Your objective
Report back each line of the records that contains the string "подотчетному".

Collected data
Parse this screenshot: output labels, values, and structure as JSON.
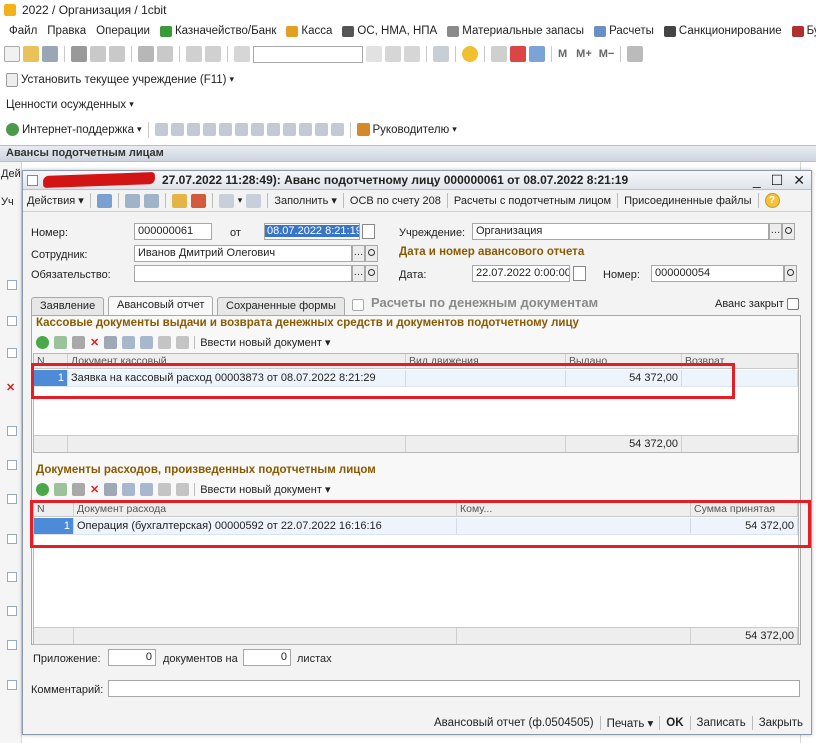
{
  "app": {
    "title": "2022 / Организация / 1cbit"
  },
  "menu": [
    "Файл",
    "Правка",
    "Операции",
    "Казначейство/Банк",
    "Касса",
    "ОС, НМА, НПА",
    "Материальные запасы",
    "Расчеты",
    "Санкционирование",
    "Бухгалтер"
  ],
  "panels": {
    "set_institution": "Установить текущее учреждение (F11)",
    "valuables": "Ценности осужденных",
    "internet_support": "Интернет-поддержка",
    "manager": "Руководителю"
  },
  "list_caption": "Авансы подотчетным лицам",
  "bg_labels": {
    "dei": "Дей",
    "uch": "Уч"
  },
  "window": {
    "title": "27.07.2022 11:28:49): Аванс подотчетному лицу 000000061 от 08.07.2022 8:21:19",
    "toolbar": {
      "actions": "Действия",
      "fill": "Заполнить",
      "osv": "ОСВ по счету 208",
      "settlements": "Расчеты с подотчетным лицом",
      "attached": "Присоединенные файлы"
    },
    "form": {
      "number_label": "Номер:",
      "number_value": "000000061",
      "from_label": "от",
      "date_value": "08.07.2022  8:21:19",
      "institution_label": "Учреждение:",
      "institution_value": "Организация",
      "employee_label": "Сотрудник:",
      "employee_value": "Иванов Дмитрий Олегович",
      "report_head": "Дата и номер авансового отчета",
      "obligation_label": "Обязательство:",
      "obligation_value": "",
      "report_date_label": "Дата:",
      "report_date_value": "22.07.2022  0:00:00",
      "report_number_label": "Номер:",
      "report_number_value": "000000054"
    },
    "tabs": {
      "statement": "Заявление",
      "advance_report": "Авансовый отчет",
      "saved_forms": "Сохраненные формы",
      "money_docs": "Расчеты по денежным документам",
      "advance_closed": "Аванс закрыт"
    },
    "cash_section": {
      "title": "Кассовые документы выдачи и возврата денежных средств и документов подотчетному лицу",
      "enter_new": "Ввести новый документ",
      "headers": [
        "N",
        "Документ кассовый",
        "Вид движения",
        "Выдано",
        "Возврат"
      ],
      "rows": [
        {
          "n": "1",
          "doc": "Заявка на кассовый расход 00003873 от 08.07.2022 8:21:29",
          "kind": "",
          "issued": "54 372,00",
          "returned": ""
        }
      ],
      "total_issued": "54 372,00"
    },
    "expense_section": {
      "title": "Документы расходов, произведенных подотчетным лицом",
      "enter_new": "Ввести новый документ",
      "headers": [
        "N",
        "Документ расхода",
        "Кому...",
        "Сумма принятая"
      ],
      "rows": [
        {
          "n": "1",
          "doc": "Операция (бухгалтерская) 00000592 от 22.07.2022 16:16:16",
          "to": "",
          "amount": "54 372,00"
        }
      ],
      "total_amount": "54 372,00"
    },
    "attachment": {
      "label": "Приложение:",
      "docs_value": "0",
      "docs_label": "документов на",
      "sheets_value": "0",
      "sheets_label": "листах"
    },
    "comment_label": "Комментарий:",
    "comment_value": "",
    "bottom": {
      "report": "Авансовый отчет (ф.0504505)",
      "print": "Печать",
      "ok": "OK",
      "save": "Записать",
      "close": "Закрыть"
    }
  }
}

Finished exercise
    "title": "27.07.2022 11:28:49): Аванс подотчетному лицу 000000061 от 08.07.2022 8:21:19",
      "title": "Кассовые документы выдачи и возврата денежных средств и документов подотчетному лицу",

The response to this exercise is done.